• **RECORD SET**:
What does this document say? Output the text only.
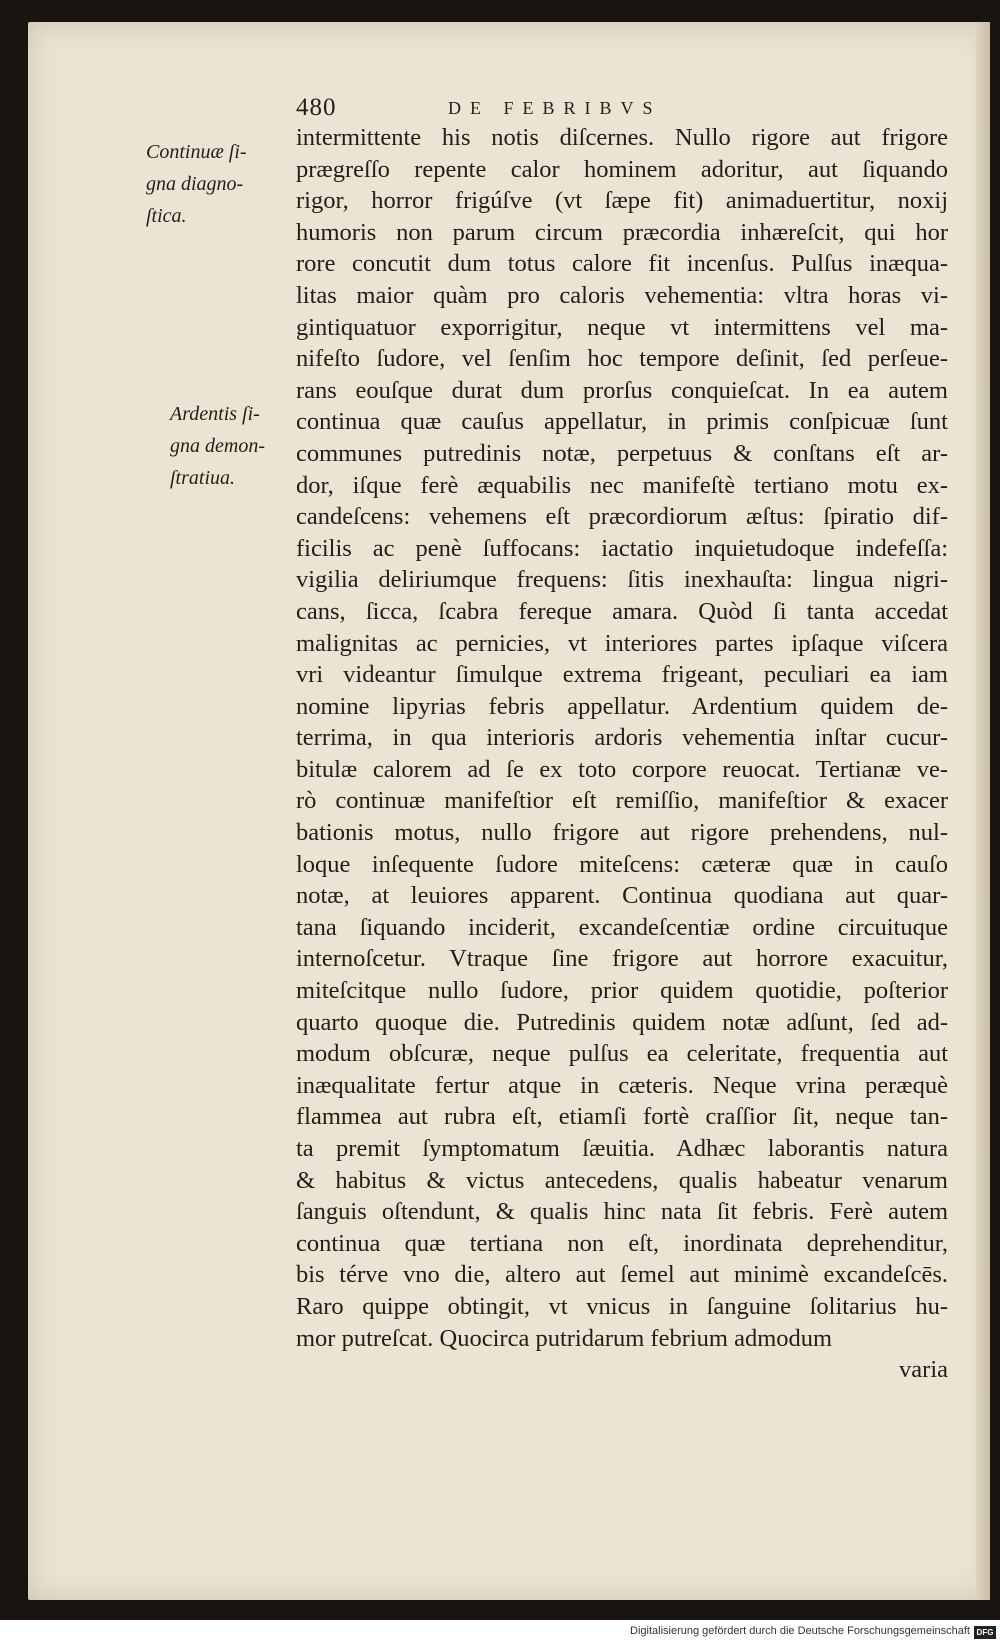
480	DE FEBRIBVS
Continuæ ſi-
gna diagno-
ſtica.
Ardentis ſi-
gna demon-
ſtratiua.
intermittente his notis diſcernes. Nullo rigore aut frigore
prægreſſo repente calor hominem adoritur, aut ſiquando
rigor, horror frigúſve (vt ſæpe fit) animaduertitur, noxij
humoris non parum circum præcordia inhæreſcit, qui hor
rore concutit dum totus calore fit incenſus. Pulſus inæqua-
litas maior quàm pro caloris vehementia: vltra horas vi-
gintiquatuor exporrigitur, neque vt intermittens vel ma-
nifeſto ſudore, vel ſenſim hoc tempore deſinit, ſed perſeue-
rans eouſque durat dum prorſus conquieſcat. In ea autem
continua quæ cauſus appellatur, in primis conſpicuæ ſunt
communes putredinis notæ, perpetuus & conſtans eſt ar-
dor, iſque ferè æquabilis nec manifeſtè tertiano motu ex-
candeſcens: vehemens eſt præcordiorum æſtus: ſpiratio dif-
ficilis ac penè ſuffocans: iactatio inquietudoque indefeſſa:
vigilia deliriumque frequens: ſitis inexhauſta: lingua nigri-
cans, ſicca, ſcabra fereque amara. Quòd ſi tanta accedat
malignitas ac pernicies, vt interiores partes ipſaque viſcera
vri videantur ſimulque extrema frigeant, peculiari ea iam
nomine lipyrias febris appellatur. Ardentium quidem de-
terrima, in qua interioris ardoris vehementia inſtar cucur-
bitulæ calorem ad ſe ex toto corpore reuocat. Tertianæ ve-
rò continuæ manifeſtior eſt remiſſio, manifeſtior & exacer
bationis motus, nullo frigore aut rigore prehendens, nul-
loque inſequente ſudore miteſcens: cæteræ quæ in cauſo
notæ, at leuiores apparent. Continua quodiana aut quar-
tana ſiquando inciderit, excandeſcentiæ ordine circuituque
internoſcetur. Vtraque ſine frigore aut horrore exacuitur,
miteſcitque nullo ſudore, prior quidem quotidie, poſterior
quarto quoque die. Putredinis quidem notæ adſunt, ſed ad-
modum obſcuræ, neque pulſus ea celeritate, frequentia aut
inæqualitate fertur atque in cæteris. Neque vrina peræquè
flammea aut rubra eſt, etiamſi fortè craſſior ſit, neque tan-
ta premit ſymptomatum ſæuitia. Adhæc laborantis natura
& habitus & victus antecedens, qualis habeatur venarum
ſanguis oſtendunt, & qualis hinc nata ſit febris. Ferè autem
continua quæ tertiana non eſt, inordinata deprehenditur,
bis térve vno die, altero aut ſemel aut minimè excandeſcēs.
Raro quippe obtingit, vt vnicus in ſanguine ſolitarius hu-
mor putreſcat. Quocirca putridarum febrium admodum
varia
Digitalisierung gefördert durch die Deutsche Forschungsgemeinschaft DFG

• **WHAT THE TASK REQUIRES**:
Reproduce each line exactly, please, except for any pictures.

• **RESULT OF THIS EXERCISE**:
What does this document say? Output the text only.
480	DE FEBRIBVS
Continuæ ſi-
gna diagno-
ſtica.
Ardentis ſi-
gna demon-
ſtratiua.
intermittente his notis diſcernes. Nullo rigore aut frigore
prægreſſo repente calor hominem adoritur, aut ſiquando
rigor, horror frigúſve (vt ſæpe fit) animaduertitur, noxij
humoris non parum circum præcordia inhæreſcit, qui hor
rore concutit dum totus calore fit incenſus. Pulſus inæqua-
litas maior quàm pro caloris vehementia: vltra horas vi-
gintiquatuor exporrigitur, neque vt intermittens vel ma-
nifeſto ſudore, vel ſenſim hoc tempore deſinit, ſed perſeue-
rans eouſque durat dum prorſus conquieſcat. In ea autem
continua quæ cauſus appellatur, in primis conſpicuæ ſunt
communes putredinis notæ, perpetuus & conſtans eſt ar-
dor, iſque ferè æquabilis nec manifeſtè tertiano motu ex-
candeſcens: vehemens eſt præcordiorum æſtus: ſpiratio dif-
ficilis ac penè ſuffocans: iactatio inquietudoque indefeſſa:
vigilia deliriumque frequens: ſitis inexhauſta: lingua nigri-
cans, ſicca, ſcabra fereque amara. Quòd ſi tanta accedat
malignitas ac pernicies, vt interiores partes ipſaque viſcera
vri videantur ſimulque extrema frigeant, peculiari ea iam
nomine lipyrias febris appellatur. Ardentium quidem de-
terrima, in qua interioris ardoris vehementia inſtar cucur-
bitulæ calorem ad ſe ex toto corpore reuocat. Tertianæ ve-
rò continuæ manifeſtior eſt remiſſio, manifeſtior & exacer
bationis motus, nullo frigore aut rigore prehendens, nul-
loque inſequente ſudore miteſcens: cæteræ quæ in cauſo
notæ, at leuiores apparent. Continua quodiana aut quar-
tana ſiquando inciderit, excandeſcentiæ ordine circuituque
internoſcetur. Vtraque ſine frigore aut horrore exacuitur,
miteſcitque nullo ſudore, prior quidem quotidie, poſterior
quarto quoque die. Putredinis quidem notæ adſunt, ſed ad-
modum obſcuræ, neque pulſus ea celeritate, frequentia aut
inæqualitate fertur atque in cæteris. Neque vrina peræquè
flammea aut rubra eſt, etiamſi fortè craſſior ſit, neque tan-
ta premit ſymptomatum ſæuitia. Adhæc laborantis natura
& habitus & victus antecedens, qualis habeatur venarum
ſanguis oſtendunt, & qualis hinc nata ſit febris. Ferè autem
continua quæ tertiana non eſt, inordinata deprehenditur,
bis térve vno die, altero aut ſemel aut minimè excandeſcēs.
Raro quippe obtingit, vt vnicus in ſanguine ſolitarius hu-
mor putreſcat. Quocirca putridarum febrium admodum
varia
Digitalisierung gefördert durch die Deutsche Forschungsgemeinschaft DFG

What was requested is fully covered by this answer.